*** DATASET ROWS

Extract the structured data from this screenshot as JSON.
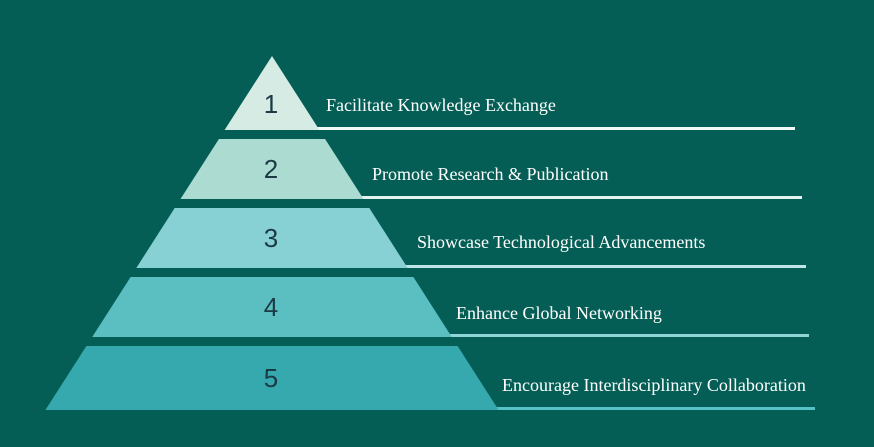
{
  "colors": {
    "background": "#045e55",
    "number_text": "#1b3a44",
    "label_text": "#ffffff"
  },
  "tiers": [
    {
      "number": "1",
      "label": "Facilitate Knowledge Exchange",
      "color": "#d5ebe4",
      "line_color": "#f4f9f7"
    },
    {
      "number": "2",
      "label": "Promote Research & Publication",
      "color": "#acdbd1",
      "line_color": "#e4f3ef"
    },
    {
      "number": "3",
      "label": "Showcase Technological Advancements",
      "color": "#87d1d4",
      "line_color": "#bfe6e6"
    },
    {
      "number": "4",
      "label": "Enhance Global Networking",
      "color": "#5bbfc2",
      "line_color": "#8ed6d8"
    },
    {
      "number": "5",
      "label": "Encourage Interdisciplinary Collaboration",
      "color": "#35a9ae",
      "line_color": "#56c2c6"
    }
  ]
}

******

**OBJECTIVE**
Retype everything in the material word for word, minus pictures.

**TASK OUTPUT**
Extract the structured data from this screenshot as JSON.
{
  "colors": {
    "background": "#045e55",
    "number_text": "#1b3a44",
    "label_text": "#ffffff"
  },
  "tiers": [
    {
      "number": "1",
      "label": "Facilitate Knowledge Exchange",
      "color": "#d5ebe4",
      "line_color": "#f4f9f7"
    },
    {
      "number": "2",
      "label": "Promote Research & Publication",
      "color": "#acdbd1",
      "line_color": "#e4f3ef"
    },
    {
      "number": "3",
      "label": "Showcase Technological Advancements",
      "color": "#87d1d4",
      "line_color": "#bfe6e6"
    },
    {
      "number": "4",
      "label": "Enhance Global Networking",
      "color": "#5bbfc2",
      "line_color": "#8ed6d8"
    },
    {
      "number": "5",
      "label": "Encourage Interdisciplinary Collaboration",
      "color": "#35a9ae",
      "line_color": "#56c2c6"
    }
  ]
}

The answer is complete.